Exercise instructions -
Every line below is to be copied exactly, with the pictures left out.

Items listed in a dataset -
===
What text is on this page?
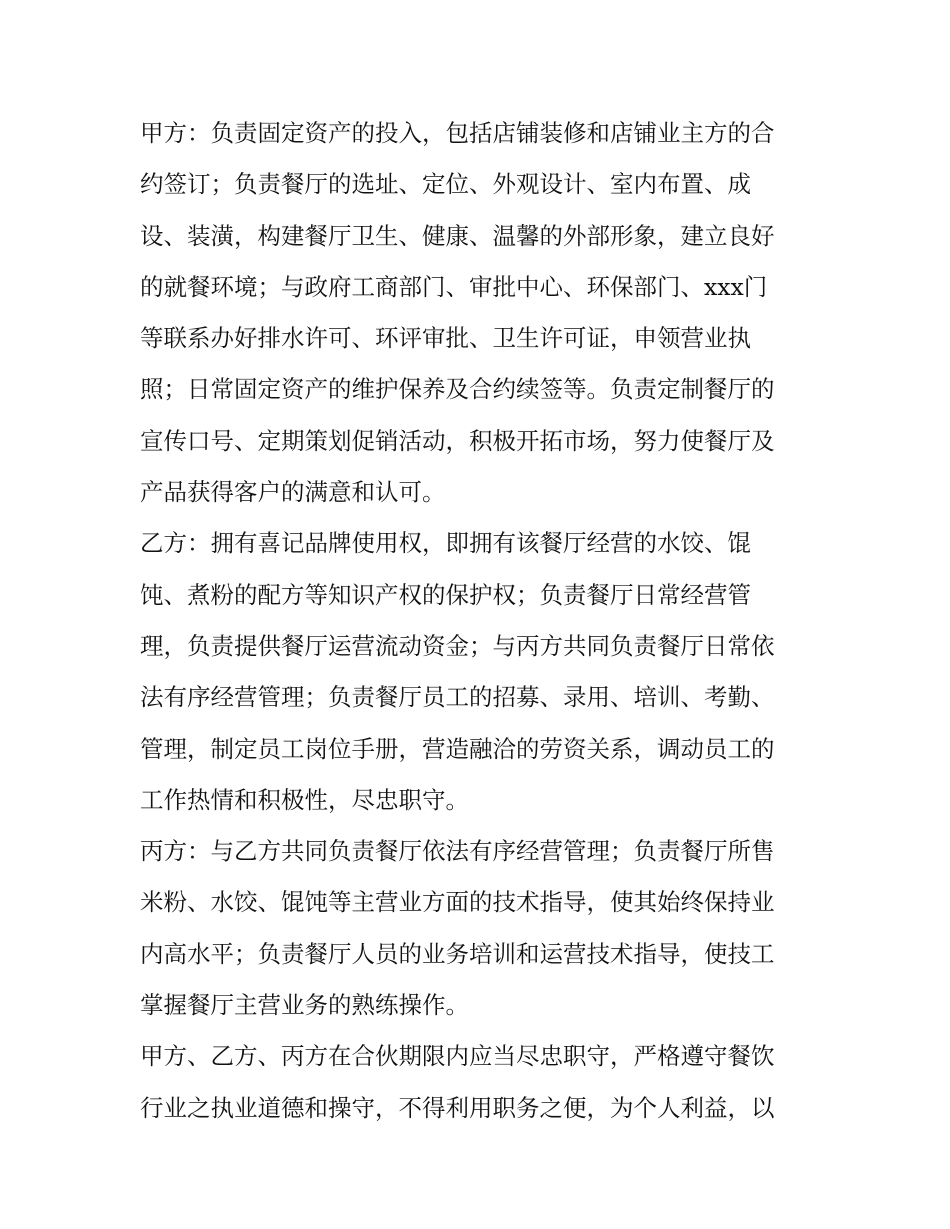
甲方：负责固定资产的投入，包括店铺装修和店铺业主方的合
约签订；负责餐厅的选址、定位、外观设计、室内布置、成
设、装潢，构建餐厅卫生、健康、温馨的外部形象，建立良好
的就餐环境；与政府工商部门、审批中心、环保部门、xxx门
等联系办好排水许可、环评审批、卫生许可证，申领营业执
照；日常固定资产的维护保养及合约续签等。负责定制餐厅的
宣传口号、定期策划促销活动，积极开拓市场，努力使餐厅及
产品获得客户的满意和认可。
乙方：拥有喜记品牌使用权，即拥有该餐厅经营的水饺、馄
饨、煮粉的配方等知识产权的保护权；负责餐厅日常经营管
理，负责提供餐厅运营流动资金；与丙方共同负责餐厅日常依
法有序经营管理；负责餐厅员工的招募、录用、培训、考勤、
管理，制定员工岗位手册，营造融洽的劳资关系，调动员工的
工作热情和积极性，尽忠职守。
丙方：与乙方共同负责餐厅依法有序经营管理；负责餐厅所售
米粉、水饺、馄饨等主营业方面的技术指导，使其始终保持业
内高水平；负责餐厅人员的业务培训和运营技术指导，使技工
掌握餐厅主营业务的熟练操作。
甲方、乙方、丙方在合伙期限内应当尽忠职守，严格遵守餐饮
行业之执业道德和操守，不得利用职务之便，为个人利益，以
===
Task answer -
What text is on this page?
甲方：负责固定资产的投入，包括店铺装修和店铺业主方的合
约签订；负责餐厅的选址、定位、外观设计、室内布置、成
设、装潢，构建餐厅卫生、健康、温馨的外部形象，建立良好
的就餐环境；与政府工商部门、审批中心、环保部门、xxx门
等联系办好排水许可、环评审批、卫生许可证，申领营业执
照；日常固定资产的维护保养及合约续签等。负责定制餐厅的
宣传口号、定期策划促销活动，积极开拓市场，努力使餐厅及
产品获得客户的满意和认可。
乙方：拥有喜记品牌使用权，即拥有该餐厅经营的水饺、馄
饨、煮粉的配方等知识产权的保护权；负责餐厅日常经营管
理，负责提供餐厅运营流动资金；与丙方共同负责餐厅日常依
法有序经营管理；负责餐厅员工的招募、录用、培训、考勤、
管理，制定员工岗位手册，营造融洽的劳资关系，调动员工的
工作热情和积极性，尽忠职守。
丙方：与乙方共同负责餐厅依法有序经营管理；负责餐厅所售
米粉、水饺、馄饨等主营业方面的技术指导，使其始终保持业
内高水平；负责餐厅人员的业务培训和运营技术指导，使技工
掌握餐厅主营业务的熟练操作。
甲方、乙方、丙方在合伙期限内应当尽忠职守，严格遵守餐饮
行业之执业道德和操守，不得利用职务之便，为个人利益，以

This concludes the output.